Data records
-.-.-

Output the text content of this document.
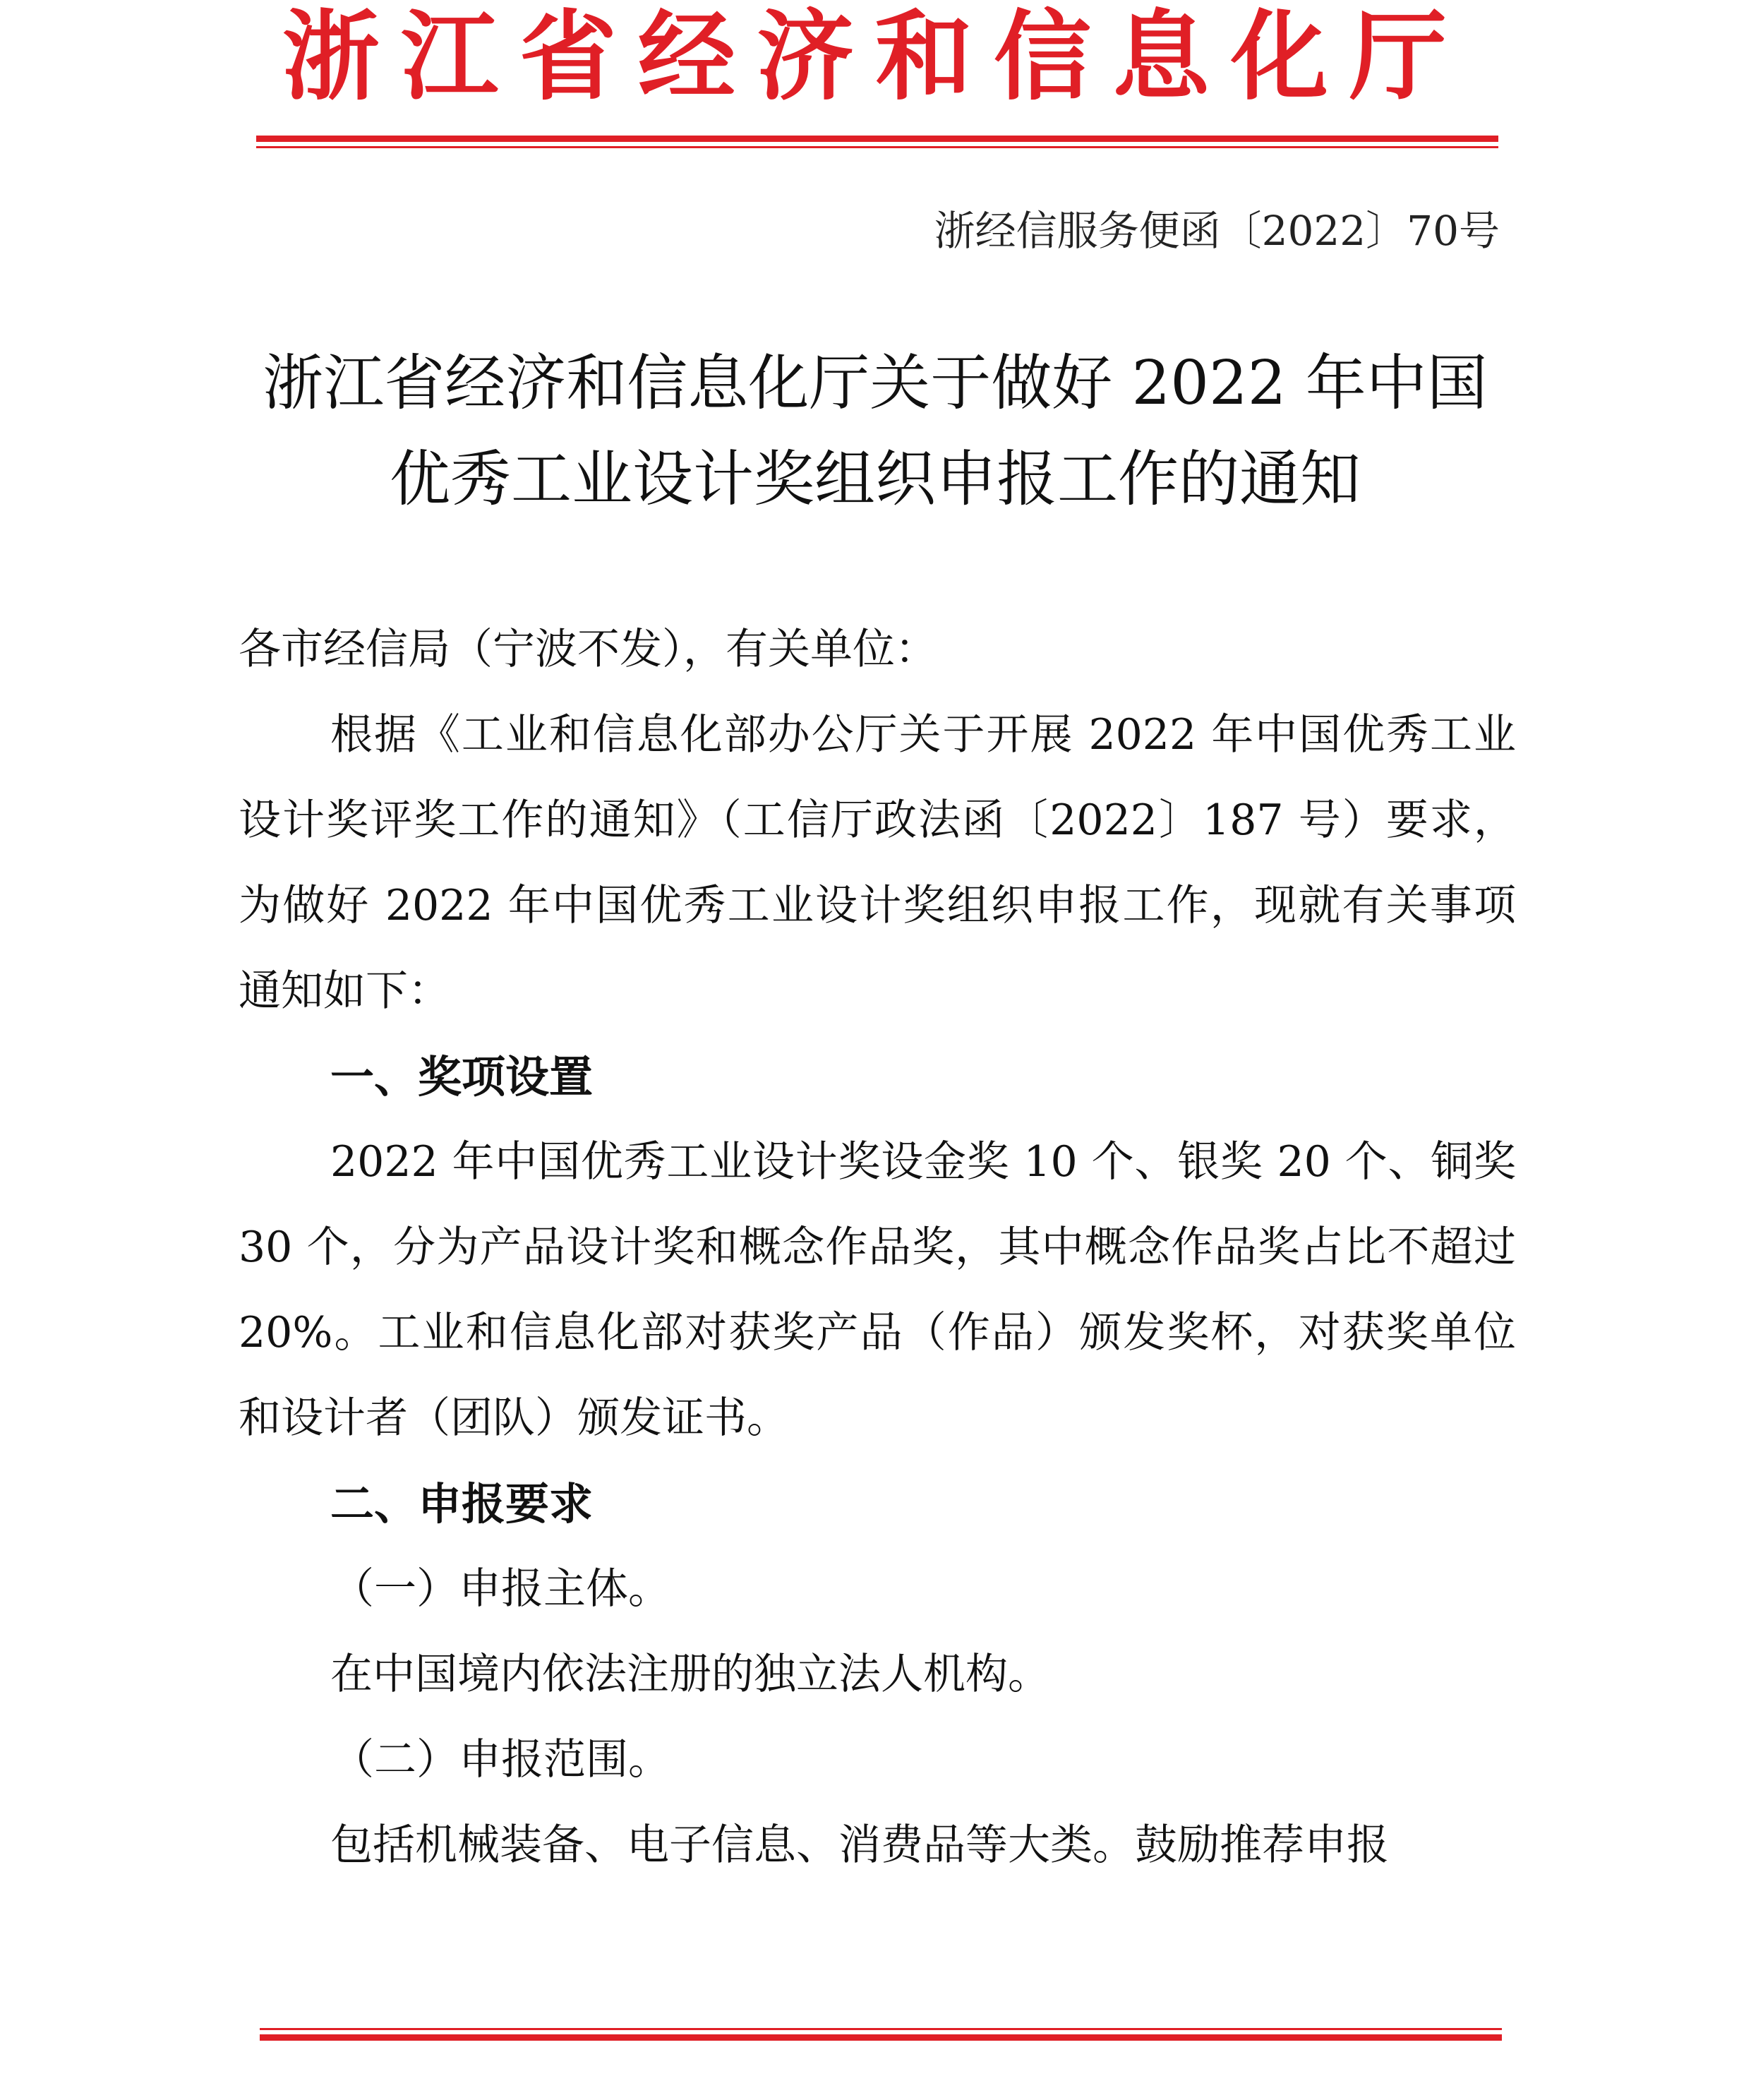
浙江省经济和信息化厅
浙经信服务便函〔2022〕70号
浙江省经济和信息化厅关于做好 2022 年中国
优秀工业设计奖组织申报工作的通知
各市经信局（宁波不发），有关单位：
根据《工业和信息化部办公厅关于开展 2022 年中国优秀工业设计奖评奖工作的通知》（工信厅政法函〔2022〕187 号）要求，为做好 2022 年中国优秀工业设计奖组织申报工作，现就有关事项通知如下：
一、奖项设置
2022 年中国优秀工业设计奖设金奖 10 个、银奖 20 个、铜奖 30 个，分为产品设计奖和概念作品奖，其中概念作品奖占比不超过 20%。工业和信息化部对获奖产品（作品）颁发奖杯，对获奖单位和设计者（团队）颁发证书。
二、申报要求
（一）申报主体。
在中国境内依法注册的独立法人机构。
（二）申报范围。
包括机械装备、电子信息、消费品等大类。鼓励推荐申报
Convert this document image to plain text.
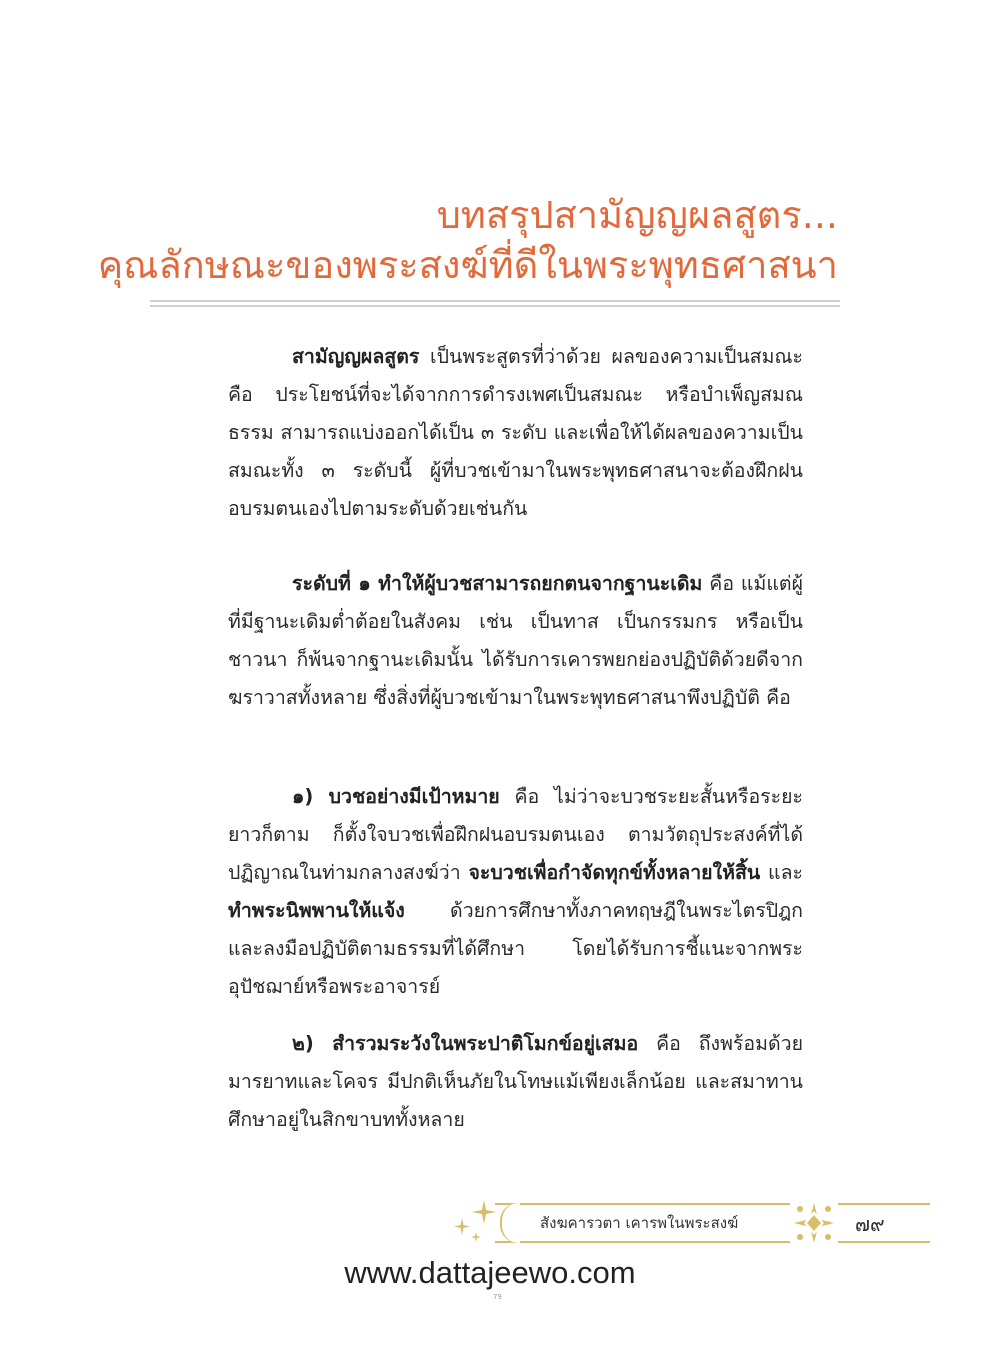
บทสรุปสามัญญผลสูตร...
คุณลักษณะของพระสงฆ์ที่ดีในพระพุทธศาสนา

สามัญญผลสูตร เป็นพระสูตรที่ว่าด้วย ผลของความเป็นสมณะ คือ ประโยชน์ที่จะได้จากการดำรงเพศเป็นสมณะ หรือบำเพ็ญสมณธรรม สามารถแบ่งออกได้เป็น ๓ ระดับ และเพื่อให้ได้ผลของความเป็นสมณะทั้ง ๓ ระดับนี้ ผู้ที่บวชเข้ามาในพระพุทธศาสนาจะต้องฝึกฝนอบรมตนเองไปตามระดับด้วยเช่นกัน

ระดับที่ ๑ ทำให้ผู้บวชสามารถยกตนจากฐานะเดิม คือ แม้แต่ผู้ที่มีฐานะเดิมต่ำต้อยในสังคม เช่น เป็นทาส เป็นกรรมกร หรือเป็นชาวนา ก็พ้นจากฐานะเดิมนั้น ได้รับการเคารพยกย่องปฏิบัติด้วยดีจากฆราวาสทั้งหลาย ซึ่งสิ่งที่ผู้บวชเข้ามาในพระพุทธศาสนาพึงปฏิบัติ คือ

๑) บวชอย่างมีเป้าหมาย คือ ไม่ว่าจะบวชระยะสั้นหรือระยะยาวก็ตาม ก็ตั้งใจบวชเพื่อฝึกฝนอบรมตนเอง ตามวัตถุประสงค์ที่ได้ปฏิญาณในท่ามกลางสงฆ์ว่า จะบวชเพื่อกำจัดทุกข์ทั้งหลายให้สิ้น และ ทำพระนิพพานให้แจ้ง ด้วยการศึกษาทั้งภาคทฤษฎีในพระไตรปิฎก และลงมือปฏิบัติตามธรรมที่ได้ศึกษา โดยได้รับการชี้แนะจากพระอุปัชฌาย์หรือพระอาจารย์

๒) สำรวมระวังในพระปาติโมกข์อยู่เสมอ คือ ถึงพร้อมด้วยมารยาทและโคจร มีปกติเห็นภัยในโทษแม้เพียงเล็กน้อย และสมาทานศึกษาอยู่ในสิกขาบททั้งหลาย

สังฆคารวตา เคารพในพระสงฆ์	๗๙
www.dattajeewo.com
79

-.-.-

• **Do this**
Copy out all the data exactly; skip the pictures.

• **Problem solution**
Output the text content of this document.
浙江省经济和信息化厅
浙经信服务便函〔2022〕70号
浙江省经济和信息化厅关于做好 2022 年中国
优秀工业设计奖组织申报工作的通知
各市经信局（宁波不发），有关单位：
根据《工业和信息化部办公厅关于开展 2022 年中国优秀工业设计奖评奖工作的通知》（工信厅政法函〔2022〕187 号）要求，为做好 2022 年中国优秀工业设计奖组织申报工作，现就有关事项通知如下：
一、奖项设置
2022 年中国优秀工业设计奖设金奖 10 个、银奖 20 个、铜奖 30 个，分为产品设计奖和概念作品奖，其中概念作品奖占比不超过 20%。工业和信息化部对获奖产品（作品）颁发奖杯，对获奖单位和设计者（团队）颁发证书。
二、申报要求
（一）申报主体。
在中国境内依法注册的独立法人机构。
（二）申报范围。
包括机械装备、电子信息、消费品等大类。鼓励推荐申报
Convert this document image to plain text.
บทสรุปสามัญญผลสูตร...
คุณลักษณะของพระสงฆ์ที่ดีในพระพุทธศาสนา

สามัญญผลสูตร เป็นพระสูตรที่ว่าด้วย ผลของความเป็นสมณะ คือ ประโยชน์ที่จะได้จากการดำรงเพศเป็นสมณะ หรือบำเพ็ญสมณธรรม สามารถแบ่งออกได้เป็น ๓ ระดับ และเพื่อให้ได้ผลของความเป็นสมณะทั้ง ๓ ระดับนี้ ผู้ที่บวชเข้ามาในพระพุทธศาสนาจะต้องฝึกฝนอบรมตนเองไปตามระดับด้วยเช่นกัน

ระดับที่ ๑ ทำให้ผู้บวชสามารถยกตนจากฐานะเดิม คือ แม้แต่ผู้ที่มีฐานะเดิมต่ำต้อยในสังคม เช่น เป็นทาส เป็นกรรมกร หรือเป็นชาวนา ก็พ้นจากฐานะเดิมนั้น ได้รับการเคารพยกย่องปฏิบัติด้วยดีจากฆราวาสทั้งหลาย ซึ่งสิ่งที่ผู้บวชเข้ามาในพระพุทธศาสนาพึงปฏิบัติ คือ

๑) บวชอย่างมีเป้าหมาย คือ ไม่ว่าจะบวชระยะสั้นหรือระยะยาวก็ตาม ก็ตั้งใจบวชเพื่อฝึกฝนอบรมตนเอง ตามวัตถุประสงค์ที่ได้ปฏิญาณในท่ามกลางสงฆ์ว่า จะบวชเพื่อกำจัดทุกข์ทั้งหลายให้สิ้น และ ทำพระนิพพานให้แจ้ง ด้วยการศึกษาทั้งภาคทฤษฎีในพระไตรปิฎก และลงมือปฏิบัติตามธรรมที่ได้ศึกษา โดยได้รับการชี้แนะจากพระอุปัชฌาย์หรือพระอาจารย์

๒) สำรวมระวังในพระปาติโมกข์อยู่เสมอ คือ ถึงพร้อมด้วยมารยาทและโคจร มีปกติเห็นภัยในโทษแม้เพียงเล็กน้อย และสมาทานศึกษาอยู่ในสิกขาบททั้งหลาย

สังฆคารวตา เคารพในพระสงฆ์	๗๙
www.dattajeewo.com
79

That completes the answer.